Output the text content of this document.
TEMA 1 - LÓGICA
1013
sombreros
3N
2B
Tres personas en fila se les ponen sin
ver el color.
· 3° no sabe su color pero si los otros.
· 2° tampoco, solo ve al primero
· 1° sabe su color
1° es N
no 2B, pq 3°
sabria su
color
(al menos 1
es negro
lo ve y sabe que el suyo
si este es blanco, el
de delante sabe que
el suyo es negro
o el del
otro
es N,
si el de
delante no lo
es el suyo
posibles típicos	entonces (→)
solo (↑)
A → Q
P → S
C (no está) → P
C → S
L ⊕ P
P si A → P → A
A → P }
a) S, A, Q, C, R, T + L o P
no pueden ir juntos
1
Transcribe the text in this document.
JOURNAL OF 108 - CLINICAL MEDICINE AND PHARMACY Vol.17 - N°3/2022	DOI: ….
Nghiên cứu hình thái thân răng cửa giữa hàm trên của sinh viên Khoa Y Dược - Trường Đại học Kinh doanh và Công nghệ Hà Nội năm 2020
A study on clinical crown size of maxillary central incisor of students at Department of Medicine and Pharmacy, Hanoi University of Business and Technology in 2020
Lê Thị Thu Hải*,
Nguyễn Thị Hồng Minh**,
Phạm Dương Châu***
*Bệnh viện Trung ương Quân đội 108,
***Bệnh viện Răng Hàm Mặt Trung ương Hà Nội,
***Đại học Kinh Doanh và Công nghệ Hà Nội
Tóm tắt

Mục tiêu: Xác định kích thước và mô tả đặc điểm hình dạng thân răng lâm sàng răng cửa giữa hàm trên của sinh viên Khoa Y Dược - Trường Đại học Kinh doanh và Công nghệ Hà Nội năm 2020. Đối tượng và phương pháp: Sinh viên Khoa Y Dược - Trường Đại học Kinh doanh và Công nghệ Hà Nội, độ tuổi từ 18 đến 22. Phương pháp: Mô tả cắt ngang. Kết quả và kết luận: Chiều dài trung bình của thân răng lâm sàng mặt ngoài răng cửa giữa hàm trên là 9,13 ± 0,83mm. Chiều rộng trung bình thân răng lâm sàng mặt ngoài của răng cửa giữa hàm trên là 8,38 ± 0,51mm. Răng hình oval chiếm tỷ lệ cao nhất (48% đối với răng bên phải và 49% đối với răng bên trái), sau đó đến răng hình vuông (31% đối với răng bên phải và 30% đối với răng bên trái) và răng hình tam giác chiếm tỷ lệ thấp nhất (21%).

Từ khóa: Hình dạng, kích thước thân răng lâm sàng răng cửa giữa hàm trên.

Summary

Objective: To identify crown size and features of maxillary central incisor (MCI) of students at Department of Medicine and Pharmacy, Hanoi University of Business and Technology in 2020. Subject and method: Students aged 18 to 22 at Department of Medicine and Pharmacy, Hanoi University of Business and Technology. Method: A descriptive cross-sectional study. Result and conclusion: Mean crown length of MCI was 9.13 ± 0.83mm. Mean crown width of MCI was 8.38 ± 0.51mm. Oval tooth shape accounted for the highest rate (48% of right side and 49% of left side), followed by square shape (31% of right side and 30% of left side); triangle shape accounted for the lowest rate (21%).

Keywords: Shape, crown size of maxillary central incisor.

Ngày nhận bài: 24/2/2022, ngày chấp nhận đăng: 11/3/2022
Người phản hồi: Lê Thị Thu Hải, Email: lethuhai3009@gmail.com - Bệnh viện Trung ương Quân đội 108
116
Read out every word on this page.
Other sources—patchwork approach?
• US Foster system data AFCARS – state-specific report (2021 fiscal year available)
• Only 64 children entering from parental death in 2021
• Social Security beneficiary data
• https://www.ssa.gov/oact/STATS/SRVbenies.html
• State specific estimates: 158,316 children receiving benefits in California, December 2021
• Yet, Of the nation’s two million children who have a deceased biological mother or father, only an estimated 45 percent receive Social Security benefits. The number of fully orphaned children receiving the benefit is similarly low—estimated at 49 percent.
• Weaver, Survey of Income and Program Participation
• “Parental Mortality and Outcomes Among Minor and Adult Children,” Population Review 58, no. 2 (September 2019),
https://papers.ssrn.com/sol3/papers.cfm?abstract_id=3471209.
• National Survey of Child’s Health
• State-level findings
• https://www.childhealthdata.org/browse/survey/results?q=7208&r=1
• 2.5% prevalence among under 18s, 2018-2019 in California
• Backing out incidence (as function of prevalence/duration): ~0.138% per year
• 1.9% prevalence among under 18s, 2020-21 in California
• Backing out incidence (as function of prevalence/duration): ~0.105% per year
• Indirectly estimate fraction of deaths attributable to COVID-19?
★ ★ ★ ★ ★ ★ ★
[BRIEF]
Your task is to repeat each line of the material exactly.

[SOLVED PROBLEM]
Output the text content of this document.
TEMA 1 - LÓGICA
1013
sombreros
3N
2B
Tres personas en fila se les ponen sin
ver el color.
· 3° no sabe su color pero si los otros.
· 2° tampoco, solo ve al primero
· 1° sabe su color
1° es N
no 2B, pq 3°
sabria su
color
(al menos 1
es negro
lo ve y sabe que el suyo
si este es blanco, el
de delante sabe que
el suyo es negro
o el del
otro
es N,
si el de
delante no lo
es el suyo
posibles típicos	entonces (→)
solo (↑)
A → Q
P → S
C (no está) → P
C → S
L ⊕ P
P si A → P → A
A → P }
a) S, A, Q, C, R, T + L o P
no pueden ir juntos
1
Transcribe the text in this document.
JOURNAL OF 108 - CLINICAL MEDICINE AND PHARMACY Vol.17 - N°3/2022	DOI: ….
Nghiên cứu hình thái thân răng cửa giữa hàm trên của sinh viên Khoa Y Dược - Trường Đại học Kinh doanh và Công nghệ Hà Nội năm 2020
A study on clinical crown size of maxillary central incisor of students at Department of Medicine and Pharmacy, Hanoi University of Business and Technology in 2020
Lê Thị Thu Hải*,
Nguyễn Thị Hồng Minh**,
Phạm Dương Châu***
*Bệnh viện Trung ương Quân đội 108,
***Bệnh viện Răng Hàm Mặt Trung ương Hà Nội,
***Đại học Kinh Doanh và Công nghệ Hà Nội
Tóm tắt

Mục tiêu: Xác định kích thước và mô tả đặc điểm hình dạng thân răng lâm sàng răng cửa giữa hàm trên của sinh viên Khoa Y Dược - Trường Đại học Kinh doanh và Công nghệ Hà Nội năm 2020. Đối tượng và phương pháp: Sinh viên Khoa Y Dược - Trường Đại học Kinh doanh và Công nghệ Hà Nội, độ tuổi từ 18 đến 22. Phương pháp: Mô tả cắt ngang. Kết quả và kết luận: Chiều dài trung bình của thân răng lâm sàng mặt ngoài răng cửa giữa hàm trên là 9,13 ± 0,83mm. Chiều rộng trung bình thân răng lâm sàng mặt ngoài của răng cửa giữa hàm trên là 8,38 ± 0,51mm. Răng hình oval chiếm tỷ lệ cao nhất (48% đối với răng bên phải và 49% đối với răng bên trái), sau đó đến răng hình vuông (31% đối với răng bên phải và 30% đối với răng bên trái) và răng hình tam giác chiếm tỷ lệ thấp nhất (21%).

Từ khóa: Hình dạng, kích thước thân răng lâm sàng răng cửa giữa hàm trên.

Summary

Objective: To identify crown size and features of maxillary central incisor (MCI) of students at Department of Medicine and Pharmacy, Hanoi University of Business and Technology in 2020. Subject and method: Students aged 18 to 22 at Department of Medicine and Pharmacy, Hanoi University of Business and Technology. Method: A descriptive cross-sectional study. Result and conclusion: Mean crown length of MCI was 9.13 ± 0.83mm. Mean crown width of MCI was 8.38 ± 0.51mm. Oval tooth shape accounted for the highest rate (48% of right side and 49% of left side), followed by square shape (31% of right side and 30% of left side); triangle shape accounted for the lowest rate (21%).

Keywords: Shape, crown size of maxillary central incisor.

Ngày nhận bài: 24/2/2022, ngày chấp nhận đăng: 11/3/2022
Người phản hồi: Lê Thị Thu Hải, Email: lethuhai3009@gmail.com - Bệnh viện Trung ương Quân đội 108
116
Read out every word on this page.
Other sources—patchwork approach?
• US Foster system data AFCARS – state-specific report (2021 fiscal year available)
• Only 64 children entering from parental death in 2021
• Social Security beneficiary data
• https://www.ssa.gov/oact/STATS/SRVbenies.html
• State specific estimates: 158,316 children receiving benefits in California, December 2021
• Yet, Of the nation’s two million children who have a deceased biological mother or father, only an estimated 45 percent receive Social Security benefits. The number of fully orphaned children receiving the benefit is similarly low—estimated at 49 percent.
• Weaver, Survey of Income and Program Participation
• “Parental Mortality and Outcomes Among Minor and Adult Children,” Population Review 58, no. 2 (September 2019),
https://papers.ssrn.com/sol3/papers.cfm?abstract_id=3471209.
• National Survey of Child’s Health
• State-level findings
• https://www.childhealthdata.org/browse/survey/results?q=7208&r=1
• 2.5% prevalence among under 18s, 2018-2019 in California
• Backing out incidence (as function of prevalence/duration): ~0.138% per year
• 1.9% prevalence among under 18s, 2020-21 in California
• Backing out incidence (as function of prevalence/duration): ~0.105% per year
• Indirectly estimate fraction of deaths attributable to COVID-19?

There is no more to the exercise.